**WHAT YOU NEED TO DO**
[1] In the Blackfellas passage, which novel is the film adapted from?
[2] Do these statements agree with the Blackfellas passage? (a) Doug was imprisoned for theft. (b) The film won two AFI Awards. (c) Floyd takes Doug to Melbourne.
[3] Print the part of the Blackfellas passage starting at "Blackfellas is a" and ending at "26 August 1993.", without changing a word.

**TEXT TO READ**
Blackfellas is a 1993 Australian drama film directed by James Ricketson and starring John Moore, David Ngoombujarra, Jack Charles, John Hargreaves and Ernie Dingo. It is an adaptation of Archie Weller's 1981 novel The Day of the Dog. The film won two AFI Awards and had its premiere at the Valhalla Cinema in Melbourne on 26 August 1993.

Plot
In Perth, Western Australia, Doug Dooligan (John Moore), a young Nyoongar man, is released from prison, where he was incarcerated for assault. Outside, he is picked up by his charismatic childhood friend Floyd "Pretty Boy" Davies (David Ngoombujarra), who was partially responsible for Doug's incarceration, and taken to a remote Aboriginal community in Western Australia. He becomes attracted to a local girl Polly (Jaylene Riley) and, upon learning that Floyd is still involved in criminal activities, decides to leave and visit his mother.

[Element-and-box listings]
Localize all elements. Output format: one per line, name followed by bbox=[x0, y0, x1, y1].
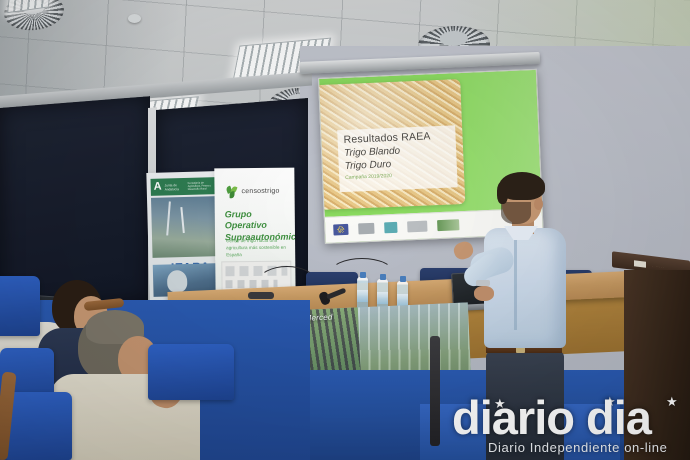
banner-headline-line1: Grupo Operativo bbox=[225, 209, 291, 232]
slide-line-3: Trigo Duro bbox=[344, 157, 431, 172]
smoke-detector-icon bbox=[128, 14, 141, 23]
junta-andalucia-header: A Junta de Andalucía Consejería de Agric… bbox=[150, 177, 216, 196]
leaf-icon bbox=[226, 186, 238, 197]
inia-logo-icon bbox=[384, 222, 397, 234]
slide-line-2: Trigo Blando bbox=[344, 144, 431, 159]
cable-bundle bbox=[430, 336, 440, 446]
presenter-beard bbox=[501, 202, 531, 224]
presenter-shirt bbox=[484, 228, 566, 348]
audience-chair[interactable] bbox=[0, 276, 40, 336]
eu-flag-logo-icon bbox=[333, 224, 348, 236]
banner-subtitle: Censo de trigo hacia una agricultura más… bbox=[226, 238, 286, 259]
lectern-body bbox=[624, 270, 690, 460]
slide-text-block: Resultados RAEA Trigo Blando Trigo Duro … bbox=[343, 130, 432, 181]
presenter-shirt-placket bbox=[514, 234, 517, 330]
junta-org-name: Junta de Andalucía bbox=[165, 182, 185, 191]
banner-ifapa: A Junta de Andalucía Consejería de Agric… bbox=[146, 171, 223, 301]
ministry-logo-icon bbox=[358, 223, 374, 235]
partner-logo-icon bbox=[407, 221, 427, 233]
slide-title: Resultados RAEA bbox=[343, 130, 430, 146]
microphone-gooseneck bbox=[330, 258, 394, 288]
presenter-ear bbox=[534, 198, 543, 210]
audience-chair[interactable] bbox=[148, 344, 234, 400]
presenter-hand-lower bbox=[474, 286, 494, 301]
junta-andalucia-logo-icon bbox=[437, 219, 459, 231]
junta-initial: A bbox=[154, 182, 162, 193]
censostrigo-brand: censostrigo bbox=[242, 188, 280, 195]
presenter-trousers bbox=[486, 351, 564, 460]
junta-dept-name: Consejería de Agricultura, Pesca y Desar… bbox=[188, 181, 214, 191]
lectern[interactable]: · ····· bbox=[612, 256, 690, 460]
audience-chair[interactable] bbox=[6, 392, 72, 460]
censostrigo-logo: censostrigo bbox=[226, 186, 279, 198]
ifapa-banner-photo-top bbox=[151, 196, 219, 258]
photo-scene: Resultados RAEA Trigo Blando Trigo Duro … bbox=[0, 0, 690, 460]
presenter-hair bbox=[499, 172, 545, 200]
presenter-person bbox=[468, 176, 588, 460]
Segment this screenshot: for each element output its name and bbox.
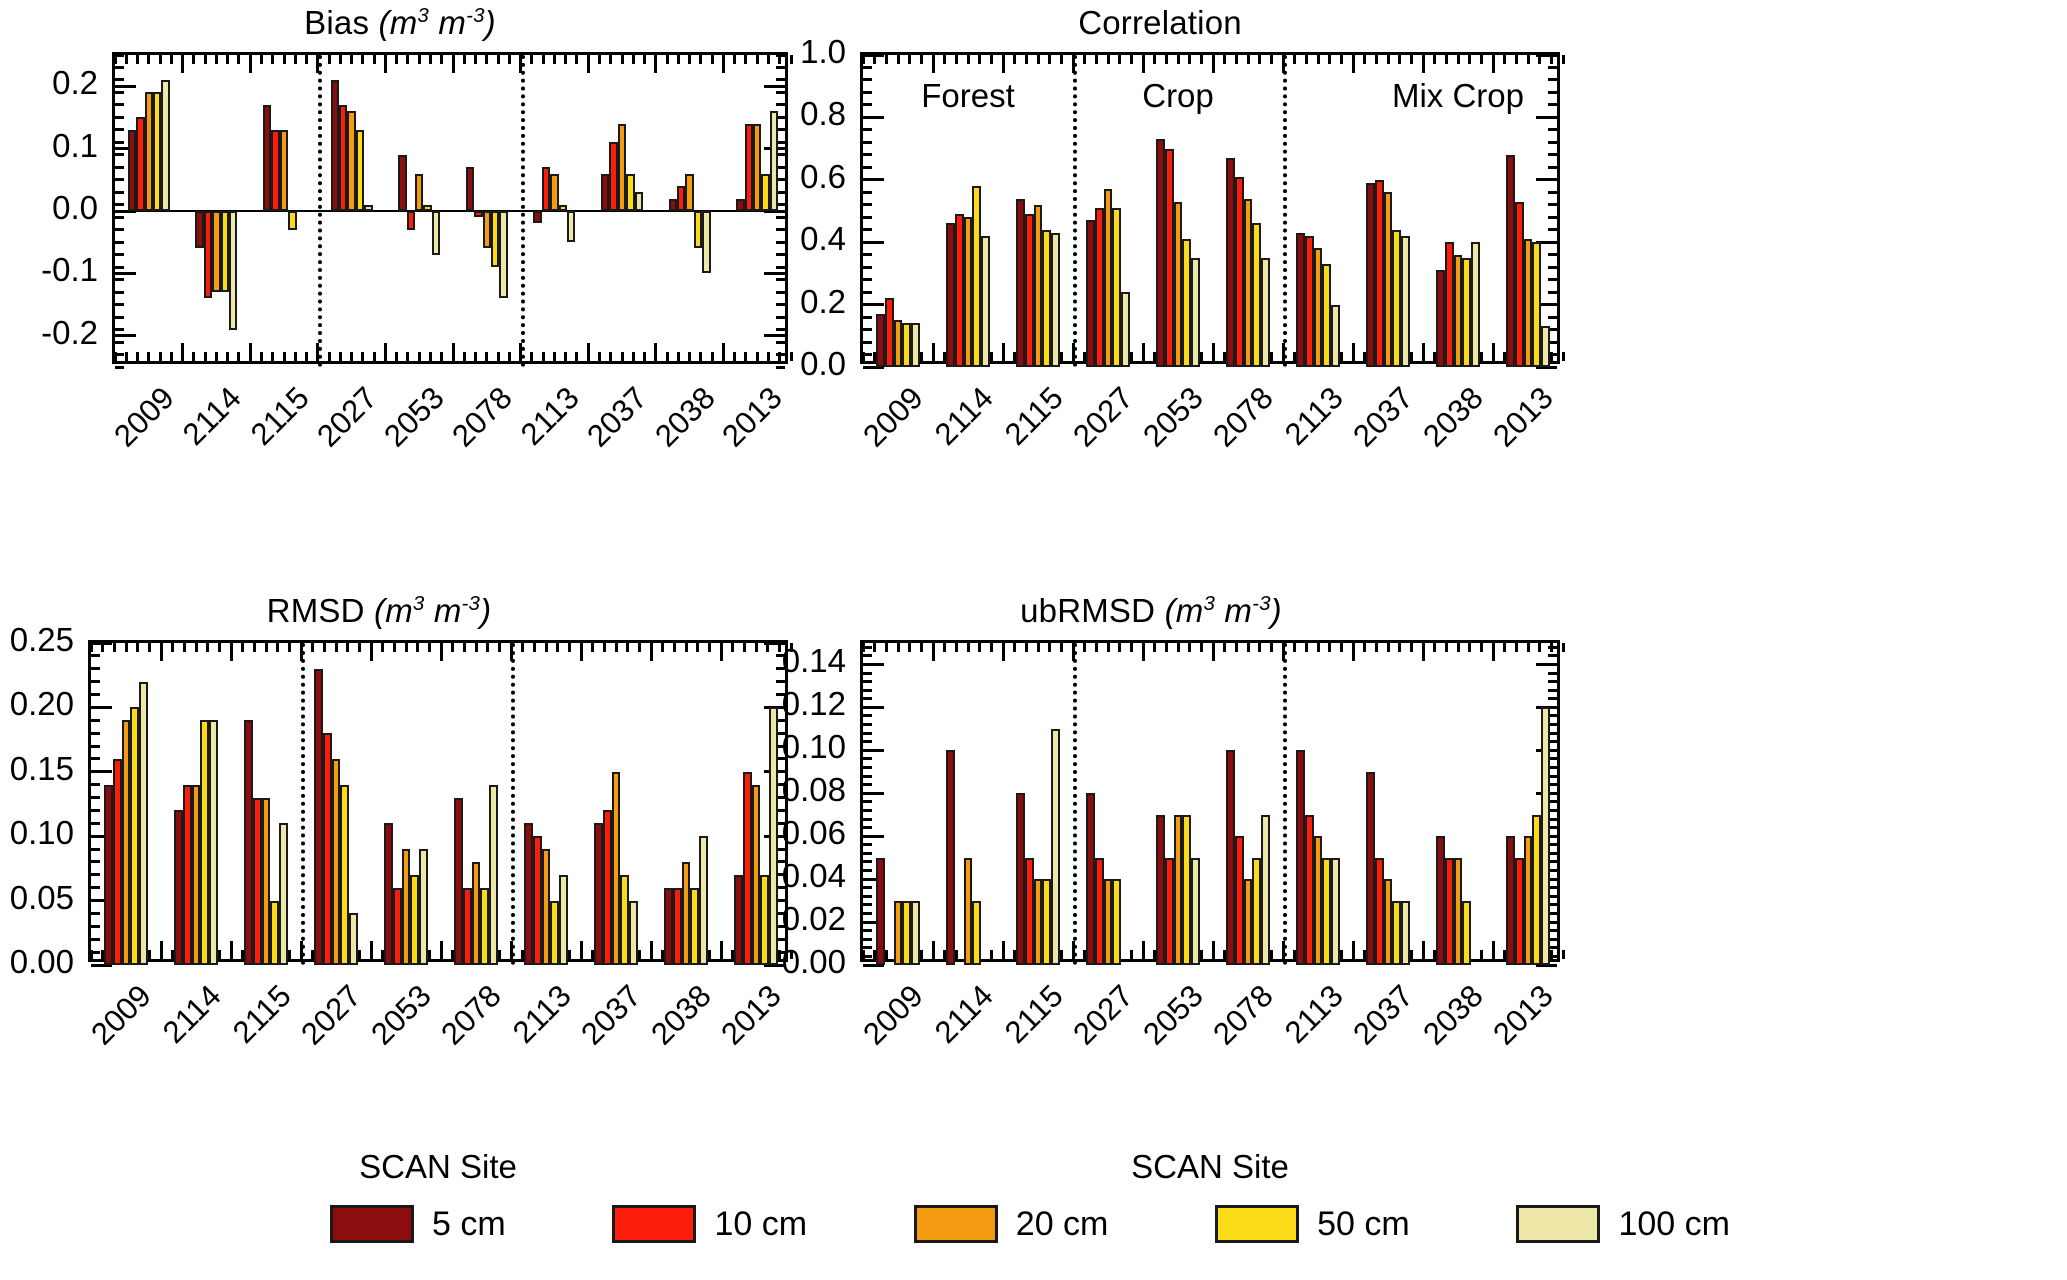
tick-minor-x [1410,950,1413,959]
tick-major-x [1002,643,1005,661]
tick-minor-x [1107,643,1110,652]
tick-minor-y [863,912,872,915]
tick-minor-x [1060,643,1063,652]
bar-ubrmsd-2053-10cm [1165,858,1174,965]
tick-minor-y [863,697,872,700]
bar-ubrmsd-2038-5cm [1436,836,1445,965]
tick-minor-x [1468,643,1471,652]
group-separator-2 [1283,643,1287,965]
tick-minor-x [1270,950,1273,959]
tick-minor-x [1328,643,1331,652]
tick-minor-y [863,689,872,692]
bar-ubrmsd-2037-10cm [1375,858,1384,965]
legend: 5 cm10 cm20 cm50 cm100 cm [330,1196,1730,1252]
tick-minor-x [955,950,958,959]
tick-major-x [932,941,935,959]
tick-major-x [1422,643,1425,661]
legend-swatch-0 [330,1205,414,1243]
y-tick-label: 0.00 [728,943,846,981]
chart-title-ubrmsd: ubRMSD (m3 m-3) [742,592,1560,630]
tick-minor-y [1548,680,1557,683]
tick-minor-x [990,950,993,959]
bar-ubrmsd-2013-10cm [1515,858,1524,965]
tick-minor-x [1340,950,1343,959]
bar-ubrmsd-2078-50cm [1252,858,1261,965]
tick-minor-x [1562,950,1565,959]
tick-minor-x [1293,643,1296,652]
tick-minor-y [863,869,872,872]
tick-minor-x [920,950,923,959]
bar-ubrmsd-2115-100cm [1051,729,1060,965]
tick-minor-x [1270,643,1273,652]
bar-ubrmsd-2009-100cm [911,901,920,965]
bar-ubrmsd-2027-10cm [1095,858,1104,965]
tick-minor-x [1375,643,1378,652]
tick-minor-x [1562,643,1565,652]
bar-ubrmsd-2078-20cm [1244,879,1253,965]
tick-minor-x [1258,643,1261,652]
tick-major-y [863,749,884,752]
tick-major-y [863,706,884,709]
tick-minor-x [1387,643,1390,652]
tick-minor-x [1503,643,1506,652]
bar-ubrmsd-2037-20cm [1384,879,1393,965]
bar-ubrmsd-2115-10cm [1025,858,1034,965]
tick-minor-x [1130,643,1133,652]
tick-minor-x [897,643,900,652]
tick-major-x [1352,643,1355,661]
tick-minor-y [863,860,872,863]
legend-label-3: 50 cm [1317,1205,1410,1244]
tick-minor-y [863,818,872,821]
y-tick-label: 0.12 [728,685,846,723]
bar-ubrmsd-2114-5cm [946,750,955,965]
bar-ubrmsd-2027-20cm [1104,879,1113,965]
bar-ubrmsd-2114-50cm [972,901,981,965]
bar-ubrmsd-2053-20cm [1174,815,1183,965]
tick-minor-x [1363,643,1366,652]
tick-minor-y [1548,697,1557,700]
tick-minor-x [1153,643,1156,652]
tick-major-x [932,643,935,661]
tick-minor-y [1548,646,1557,649]
y-tick-label: 0.08 [728,771,846,809]
tick-minor-y [1548,654,1557,657]
bar-ubrmsd-2113-100cm [1331,858,1340,965]
legend-swatch-4 [1516,1205,1600,1243]
bar-ubrmsd-2013-100cm [1541,707,1550,965]
y-tick-label: 0.14 [728,642,846,680]
tick-minor-x [990,643,993,652]
tick-minor-x [967,643,970,652]
legend-label-1: 10 cm [714,1205,807,1244]
bar-ubrmsd-2038-10cm [1445,858,1454,965]
tick-major-x [1352,941,1355,959]
tick-minor-y [863,903,872,906]
tick-minor-y [863,886,872,889]
bar-ubrmsd-2113-5cm [1296,750,1305,965]
tick-major-x [1212,643,1215,661]
plot-frame-ubrmsd [860,640,1560,962]
tick-major-x [1142,941,1145,959]
legend-item-20cm: 20 cm [914,1205,1109,1244]
tick-minor-x [1177,643,1180,652]
tick-minor-x [885,950,888,959]
tick-minor-y [863,723,872,726]
bar-ubrmsd-2037-100cm [1401,901,1410,965]
tick-minor-x [955,643,958,652]
bar-ubrmsd-2115-20cm [1034,879,1043,965]
tick-minor-x [908,643,911,652]
tick-minor-y [863,895,872,898]
tick-minor-x [1445,643,1448,652]
tick-minor-x [1025,643,1028,652]
tick-minor-x [1013,643,1016,652]
bar-ubrmsd-2078-5cm [1226,750,1235,965]
tick-major-y [863,835,884,838]
bar-ubrmsd-2013-5cm [1506,836,1515,965]
legend-swatch-1 [612,1205,696,1243]
bar-ubrmsd-2009-5cm [876,858,885,965]
bar-ubrmsd-2037-50cm [1392,901,1401,965]
legend-label-2: 20 cm [1016,1205,1109,1244]
group-separator-1 [1073,643,1077,965]
bar-ubrmsd-2038-20cm [1454,858,1463,965]
y-tick-label: 0.10 [728,728,846,766]
tick-minor-y [863,766,872,769]
legend-item-10cm: 10 cm [612,1205,807,1244]
legend-swatch-3 [1215,1205,1299,1243]
tick-minor-x [1048,643,1051,652]
tick-minor-y [863,929,872,932]
legend-label-0: 5 cm [432,1205,506,1244]
tick-minor-x [978,643,981,652]
tick-minor-x [920,643,923,652]
tick-minor-y [863,680,872,683]
tick-major-x [1492,941,1495,959]
legend-swatch-2 [914,1205,998,1243]
tick-minor-y [863,775,872,778]
tick-minor-y [863,740,872,743]
legend-item-100cm: 100 cm [1516,1205,1730,1244]
unit-post: ) [1271,592,1282,629]
y-tick-label: 0.04 [728,857,846,895]
legend-item-5cm: 5 cm [330,1205,506,1244]
tick-minor-y [863,732,872,735]
tick-major-y [863,792,884,795]
tick-minor-x [885,643,888,652]
tick-minor-x [1480,950,1483,959]
tick-minor-x [1200,643,1203,652]
bar-ubrmsd-2027-5cm [1086,793,1095,965]
tick-minor-y [863,955,872,958]
tick-minor-y [863,826,872,829]
tick-minor-y [863,938,872,941]
chart-title-text-ubrmsd: ubRMSD [1020,592,1155,629]
tick-minor-x [1037,643,1040,652]
tick-minor-x [1515,643,1518,652]
bar-ubrmsd-2113-20cm [1314,836,1323,965]
chart-title-unit-ubrmsd: (m3 m-3) [1155,592,1282,629]
tick-minor-x [1305,643,1308,652]
bar-ubrmsd-2115-5cm [1016,793,1025,965]
tick-minor-x [1095,643,1098,652]
bar-ubrmsd-2009-20cm [894,901,903,965]
tick-minor-x [1433,643,1436,652]
tick-minor-x [1083,643,1086,652]
tick-minor-x [1165,643,1168,652]
bar-ubrmsd-2027-50cm [1112,879,1121,965]
bar-ubrmsd-2078-10cm [1235,836,1244,965]
tick-minor-x [1538,643,1541,652]
bar-ubrmsd-2113-10cm [1305,815,1314,965]
tick-minor-x [1340,643,1343,652]
tick-minor-x [1130,950,1133,959]
tick-minor-x [1247,643,1250,652]
figure-root: Bias (m3 m-3)-0.2-0.10.00.10.22009211421… [0,0,2067,1280]
tick-minor-x [1317,643,1320,652]
tick-minor-x [1235,643,1238,652]
tick-minor-y [863,672,872,675]
y-tick-label: 0.06 [728,814,846,852]
tick-minor-y [863,800,872,803]
tick-minor-y [863,783,872,786]
unit-pre: (m [1165,592,1204,629]
tick-major-x [1492,643,1495,661]
tick-minor-y [863,946,872,949]
bar-ubrmsd-2038-50cm [1462,901,1471,965]
tick-minor-y [863,654,872,657]
tick-minor-x [873,643,876,652]
bar-ubrmsd-2053-100cm [1191,858,1200,965]
legend-item-50cm: 50 cm [1215,1205,1410,1244]
tick-minor-x [1527,643,1530,652]
tick-major-x [1212,941,1215,959]
tick-major-x [1422,941,1425,959]
tick-minor-x [1118,643,1121,652]
tick-minor-x [1200,950,1203,959]
bar-ubrmsd-2115-50cm [1042,879,1051,965]
tick-major-y [1536,663,1557,666]
bar-ubrmsd-2114-20cm [964,858,973,965]
bar-ubrmsd-2078-100cm [1261,815,1270,965]
tick-minor-x [1060,950,1063,959]
tick-minor-x [1480,643,1483,652]
bar-ubrmsd-2013-50cm [1532,815,1541,965]
bar-ubrmsd-2013-20cm [1524,836,1533,965]
tick-minor-y [1548,672,1557,675]
x-axis-title-ubrmsd: SCAN Site [860,1148,1560,1186]
tick-minor-y [863,843,872,846]
tick-major-x [1142,643,1145,661]
tick-minor-x [943,643,946,652]
chart-panel-ubrmsd: ubRMSD (m3 m-3)0.000.020.040.060.080.100… [0,0,2067,1280]
tick-minor-y [863,852,872,855]
tick-minor-x [1223,643,1226,652]
y-tick-label: 0.02 [728,900,846,938]
legend-label-4: 100 cm [1618,1205,1730,1244]
tick-minor-x [1457,643,1460,652]
bar-ubrmsd-2113-50cm [1322,858,1331,965]
tick-minor-x [1398,643,1401,652]
tick-major-x [1002,941,1005,959]
tick-minor-y [863,646,872,649]
unit-sup-1: 3 [1203,592,1215,615]
bar-ubrmsd-2037-5cm [1366,772,1375,965]
bar-ubrmsd-2053-50cm [1182,815,1191,965]
bar-ubrmsd-2053-5cm [1156,815,1165,965]
tick-minor-y [863,809,872,812]
tick-minor-y [863,757,872,760]
unit-sup-2: -3 [1252,592,1271,615]
tick-minor-x [1410,643,1413,652]
bar-ubrmsd-2009-50cm [902,901,911,965]
tick-minor-y [863,714,872,717]
unit-mid: m [1215,592,1252,629]
tick-minor-x [1188,643,1191,652]
tick-minor-y [1548,689,1557,692]
tick-major-y [863,663,884,666]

**ANSWERS PROVIDED**
[1] Archie Weller's 1981 novel The Day of the Dog.

[2]
(a) No: "where he was incarcerated for assault."
(b) Yes: "The film won two AFI Awards."
(c) No: "taken to a remote Aboriginal community in Western Australia."

[3]
Blackfellas is a 1993 Australian drama film directed by James Ricketson and starring John Moore, David Ngoombujarra, Jack Charles, John Hargreaves and Ernie Dingo. It is an adaptation of Archie Weller's 1981 novel The Day of the Dog. The film won two AFI Awards and had its premiere at the Valhalla Cinema in Melbourne on 26 August 1993.